Note how many lines contain "frac" and give that number, with nothing else.

[Begin Record excerpts]

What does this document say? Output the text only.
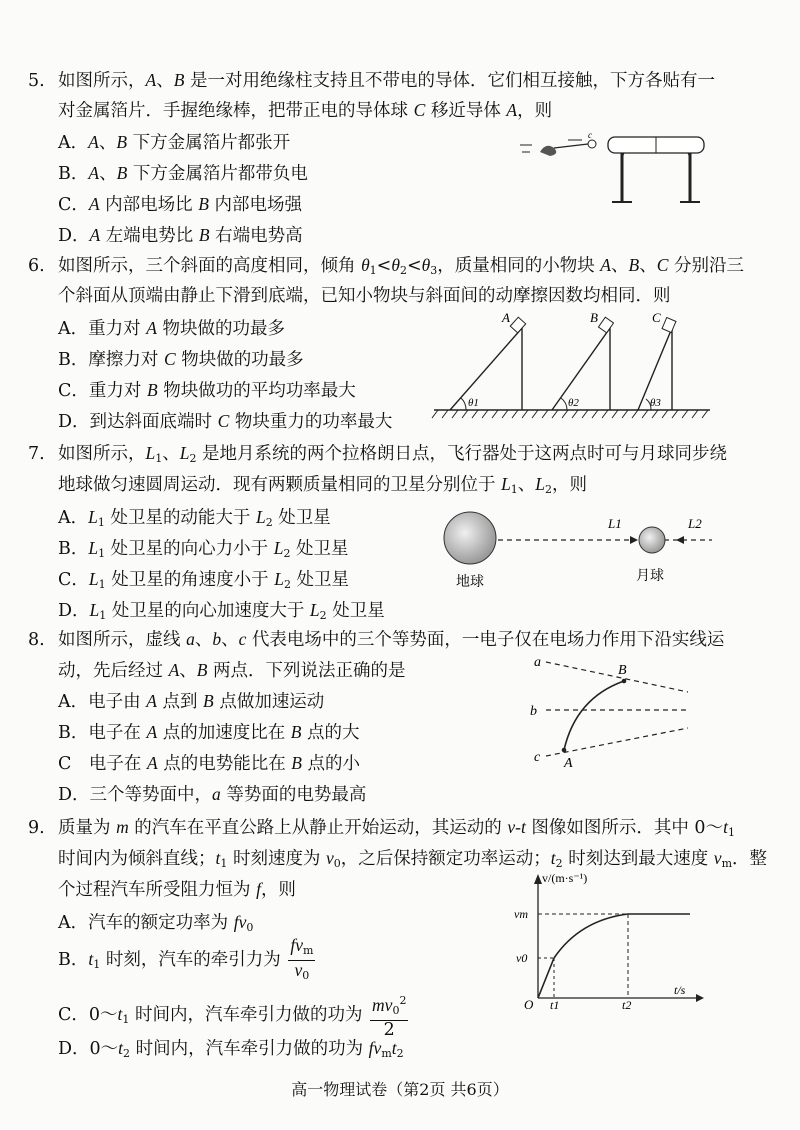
5. 如图所示，A、B 是一对用绝缘柱支持且不带电的导体．它们相互接触，下方各贴有一
对金属箔片．手握绝缘棒，把带正电的导体球 C 移近导体 A，则
A．A、B 下方金属箔片都张开
B．A、B 下方金属箔片都带负电
C．A 内部电场比 B 内部电场强
D．A 左端电势比 B 右端电势高
c
6. 如图所示，三个斜面的高度相同，倾角 $\theta_1<\theta_2<\theta_3$，质量相同的小物块 A、B、C 分别沿三
个斜面从顶端由静止下滑到底端，已知小物块与斜面间的动摩擦因数均相同．则
A．重力对 A 物块做的功最多
B．摩擦力对 C 物块做的功最多
C．重力对 B 物块做功的平均功率最大
D．到达斜面底端时 C 物块重力的功率最大
A
θ1
B
θ2
C
θ3
7. 如图所示，$L_1$、$L_2$ 是地月系统的两个拉格朗日点，飞行器处于这两点时可与月球同步绕
地球做匀速圆周运动．现有两颗质量相同的卫星分别位于 $L_1$、$L_2$，则
A．$L_1$ 处卫星的动能大于 $L_2$ 处卫星
B．$L_1$ 处卫星的向心力小于 $L_2$ 处卫星
C．$L_1$ 处卫星的角速度小于 $L_2$ 处卫星
D．$L_1$ 处卫星的向心加速度大于 $L_2$ 处卫星
L1	L2
地球	月球
8. 如图所示，虚线 a、b、c 代表电场中的三个等势面，一电子仅在电场力作用下沿实线运
动，先后经过 A、B 两点．下列说法正确的是
A．电子由 A 点到 B 点做加速运动
B．电子在 A 点的加速度比在 B 点的大
C　电子在 A 点的电势能比在 B 点的小
D．三个等势面中，a 等势面的电势最高
a
b
c A
B
9. 质量为 m 的汽车在平直公路上从静止开始运动，其运动的 v-t 图像如图所示．其中 $0\sim t_1$
时间内为倾斜直线；$t_1$ 时刻速度为 $v_0$，之后保持额定功率运动；$t_2$ 时刻达到最大速度 $v_m$．整
个过程汽车所受阻力恒为 f，则
A．汽车的额定功率为 $fv_0$
B．$t_1$ 时刻，汽车的牵引力为 $\frac{fv_m}{v_0}$
C．$0\sim t_1$ 时间内，汽车牵引力做的功为 $\frac{mv_0^2}{2}$
D．$0\sim t_2$ 时间内，汽车牵引力做的功为 $fv_mt_2$
v/(m·s⁻¹)
t/s
O t1	t2
v0
vm
高一物理试卷（第2页 共6页）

[End Record excerpts]

→ Full solution: 2